■ Dataset rows ■

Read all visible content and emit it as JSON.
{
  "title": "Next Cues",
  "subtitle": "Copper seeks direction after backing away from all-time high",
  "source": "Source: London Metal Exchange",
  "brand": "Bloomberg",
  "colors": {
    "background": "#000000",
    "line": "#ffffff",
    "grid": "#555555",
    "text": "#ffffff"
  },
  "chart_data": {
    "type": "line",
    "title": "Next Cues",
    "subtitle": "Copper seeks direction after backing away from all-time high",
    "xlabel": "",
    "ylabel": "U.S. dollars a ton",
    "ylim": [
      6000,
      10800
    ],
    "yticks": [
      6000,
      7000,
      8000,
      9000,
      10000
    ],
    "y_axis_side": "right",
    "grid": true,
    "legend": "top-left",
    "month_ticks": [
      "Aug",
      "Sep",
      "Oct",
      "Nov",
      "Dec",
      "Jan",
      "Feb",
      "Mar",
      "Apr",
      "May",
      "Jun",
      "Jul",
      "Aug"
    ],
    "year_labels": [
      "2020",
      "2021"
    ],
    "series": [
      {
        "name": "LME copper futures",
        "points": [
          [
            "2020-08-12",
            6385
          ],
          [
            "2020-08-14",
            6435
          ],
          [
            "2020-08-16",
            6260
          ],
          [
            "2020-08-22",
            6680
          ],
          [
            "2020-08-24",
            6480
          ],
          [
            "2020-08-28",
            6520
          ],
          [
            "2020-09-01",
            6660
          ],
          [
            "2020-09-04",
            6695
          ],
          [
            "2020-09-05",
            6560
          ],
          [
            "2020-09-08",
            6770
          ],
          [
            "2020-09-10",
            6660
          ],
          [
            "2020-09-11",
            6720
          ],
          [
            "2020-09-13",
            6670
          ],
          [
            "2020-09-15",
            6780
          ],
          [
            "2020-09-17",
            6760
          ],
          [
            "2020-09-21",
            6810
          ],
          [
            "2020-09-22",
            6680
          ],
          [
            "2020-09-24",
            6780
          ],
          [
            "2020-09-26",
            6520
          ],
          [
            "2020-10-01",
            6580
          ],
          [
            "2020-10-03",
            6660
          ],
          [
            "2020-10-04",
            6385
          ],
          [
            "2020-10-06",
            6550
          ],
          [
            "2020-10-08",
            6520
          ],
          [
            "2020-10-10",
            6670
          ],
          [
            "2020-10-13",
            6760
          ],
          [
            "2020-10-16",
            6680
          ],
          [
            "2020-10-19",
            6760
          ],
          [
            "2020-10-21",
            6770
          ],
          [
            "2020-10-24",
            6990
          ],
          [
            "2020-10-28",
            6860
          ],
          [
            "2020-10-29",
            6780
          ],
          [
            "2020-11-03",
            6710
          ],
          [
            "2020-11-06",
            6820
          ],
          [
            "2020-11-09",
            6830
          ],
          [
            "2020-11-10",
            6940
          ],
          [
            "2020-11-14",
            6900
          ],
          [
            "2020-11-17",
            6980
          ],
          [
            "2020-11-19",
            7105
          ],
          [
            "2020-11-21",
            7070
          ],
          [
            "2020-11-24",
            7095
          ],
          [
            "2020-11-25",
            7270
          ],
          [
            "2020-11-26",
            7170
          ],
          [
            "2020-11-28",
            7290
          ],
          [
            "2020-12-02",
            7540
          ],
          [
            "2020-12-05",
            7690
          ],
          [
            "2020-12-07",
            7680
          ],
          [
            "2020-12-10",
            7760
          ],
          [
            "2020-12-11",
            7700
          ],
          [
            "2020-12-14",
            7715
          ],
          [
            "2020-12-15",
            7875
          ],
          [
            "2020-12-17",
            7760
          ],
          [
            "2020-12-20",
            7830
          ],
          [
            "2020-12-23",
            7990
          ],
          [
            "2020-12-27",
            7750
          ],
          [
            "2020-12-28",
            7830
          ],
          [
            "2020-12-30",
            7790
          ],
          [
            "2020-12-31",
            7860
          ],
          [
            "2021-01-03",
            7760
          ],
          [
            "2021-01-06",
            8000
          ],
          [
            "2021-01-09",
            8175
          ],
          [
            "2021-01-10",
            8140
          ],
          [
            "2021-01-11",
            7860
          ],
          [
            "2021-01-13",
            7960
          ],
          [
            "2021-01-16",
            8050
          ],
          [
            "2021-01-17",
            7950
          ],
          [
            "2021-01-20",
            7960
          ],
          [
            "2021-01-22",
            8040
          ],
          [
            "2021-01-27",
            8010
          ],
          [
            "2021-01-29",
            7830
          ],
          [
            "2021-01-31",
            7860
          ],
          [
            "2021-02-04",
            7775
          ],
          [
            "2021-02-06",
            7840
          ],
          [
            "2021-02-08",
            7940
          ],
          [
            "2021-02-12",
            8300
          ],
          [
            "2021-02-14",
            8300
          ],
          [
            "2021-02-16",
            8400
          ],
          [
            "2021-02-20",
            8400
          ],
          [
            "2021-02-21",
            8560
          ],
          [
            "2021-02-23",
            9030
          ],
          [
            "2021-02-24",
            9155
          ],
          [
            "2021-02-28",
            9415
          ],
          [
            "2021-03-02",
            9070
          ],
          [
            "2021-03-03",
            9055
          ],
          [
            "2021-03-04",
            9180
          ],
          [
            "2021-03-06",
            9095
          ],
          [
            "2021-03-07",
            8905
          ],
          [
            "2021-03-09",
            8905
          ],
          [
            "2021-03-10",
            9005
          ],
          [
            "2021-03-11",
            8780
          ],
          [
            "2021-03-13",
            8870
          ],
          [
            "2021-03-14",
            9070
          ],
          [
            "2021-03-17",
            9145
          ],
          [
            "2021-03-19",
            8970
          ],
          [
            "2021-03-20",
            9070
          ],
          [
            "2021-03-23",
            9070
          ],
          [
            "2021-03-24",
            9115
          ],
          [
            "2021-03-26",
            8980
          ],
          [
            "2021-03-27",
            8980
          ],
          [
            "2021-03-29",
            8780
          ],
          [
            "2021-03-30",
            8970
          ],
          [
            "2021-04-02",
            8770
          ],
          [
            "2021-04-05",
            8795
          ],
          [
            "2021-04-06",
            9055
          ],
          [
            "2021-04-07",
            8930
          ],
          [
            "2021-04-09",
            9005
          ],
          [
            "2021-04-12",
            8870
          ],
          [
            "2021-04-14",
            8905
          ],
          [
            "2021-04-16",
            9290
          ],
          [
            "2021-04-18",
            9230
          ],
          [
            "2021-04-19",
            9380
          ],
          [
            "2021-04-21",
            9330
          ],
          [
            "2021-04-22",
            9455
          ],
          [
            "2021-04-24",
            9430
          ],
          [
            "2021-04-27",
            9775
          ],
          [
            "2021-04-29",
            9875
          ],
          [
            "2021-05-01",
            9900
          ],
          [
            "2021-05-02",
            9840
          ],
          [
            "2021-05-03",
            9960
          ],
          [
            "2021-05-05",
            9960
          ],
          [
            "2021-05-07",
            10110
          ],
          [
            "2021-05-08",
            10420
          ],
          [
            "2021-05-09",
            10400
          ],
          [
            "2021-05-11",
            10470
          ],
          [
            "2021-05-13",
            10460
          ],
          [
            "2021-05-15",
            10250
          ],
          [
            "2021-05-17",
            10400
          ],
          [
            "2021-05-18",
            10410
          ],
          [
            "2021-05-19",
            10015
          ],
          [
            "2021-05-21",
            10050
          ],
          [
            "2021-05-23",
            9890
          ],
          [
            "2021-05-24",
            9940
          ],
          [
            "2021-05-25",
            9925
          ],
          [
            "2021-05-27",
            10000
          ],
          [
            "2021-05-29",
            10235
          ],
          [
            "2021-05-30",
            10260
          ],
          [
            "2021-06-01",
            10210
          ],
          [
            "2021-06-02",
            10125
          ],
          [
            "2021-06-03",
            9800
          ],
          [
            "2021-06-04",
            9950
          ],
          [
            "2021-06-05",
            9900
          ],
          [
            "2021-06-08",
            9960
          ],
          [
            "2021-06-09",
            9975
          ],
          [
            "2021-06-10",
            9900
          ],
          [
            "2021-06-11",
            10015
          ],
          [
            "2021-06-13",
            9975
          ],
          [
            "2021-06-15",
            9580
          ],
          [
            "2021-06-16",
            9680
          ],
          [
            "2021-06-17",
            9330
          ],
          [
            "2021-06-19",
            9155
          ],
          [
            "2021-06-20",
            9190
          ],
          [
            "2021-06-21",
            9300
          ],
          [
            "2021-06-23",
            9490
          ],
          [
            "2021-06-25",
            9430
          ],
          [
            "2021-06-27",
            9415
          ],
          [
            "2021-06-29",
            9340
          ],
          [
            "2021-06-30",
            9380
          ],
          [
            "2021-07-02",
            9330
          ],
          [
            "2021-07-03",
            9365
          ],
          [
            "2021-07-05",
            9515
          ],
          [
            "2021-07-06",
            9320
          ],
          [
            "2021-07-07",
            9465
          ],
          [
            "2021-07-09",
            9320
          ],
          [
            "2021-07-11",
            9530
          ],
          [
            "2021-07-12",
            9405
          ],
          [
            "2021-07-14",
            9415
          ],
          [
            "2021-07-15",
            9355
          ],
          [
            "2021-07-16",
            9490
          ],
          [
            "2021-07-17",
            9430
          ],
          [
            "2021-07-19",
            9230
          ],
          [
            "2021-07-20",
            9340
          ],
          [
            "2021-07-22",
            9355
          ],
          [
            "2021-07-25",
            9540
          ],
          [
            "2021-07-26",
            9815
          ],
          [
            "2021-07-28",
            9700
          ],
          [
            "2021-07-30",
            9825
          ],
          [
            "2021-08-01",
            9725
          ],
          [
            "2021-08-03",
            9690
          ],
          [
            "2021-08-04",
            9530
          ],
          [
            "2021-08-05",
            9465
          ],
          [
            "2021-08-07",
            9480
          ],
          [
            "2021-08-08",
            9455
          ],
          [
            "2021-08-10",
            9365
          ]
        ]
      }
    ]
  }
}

■ WHAT IS NEEDED ■
Copy every line from the records above that contains the word "direction".

■ THE COMPLETED TASK ■
  "subtitle": "Copper seeks direction after backing away from all-time high",
    "subtitle": "Copper seeks direction after backing away from all-time high",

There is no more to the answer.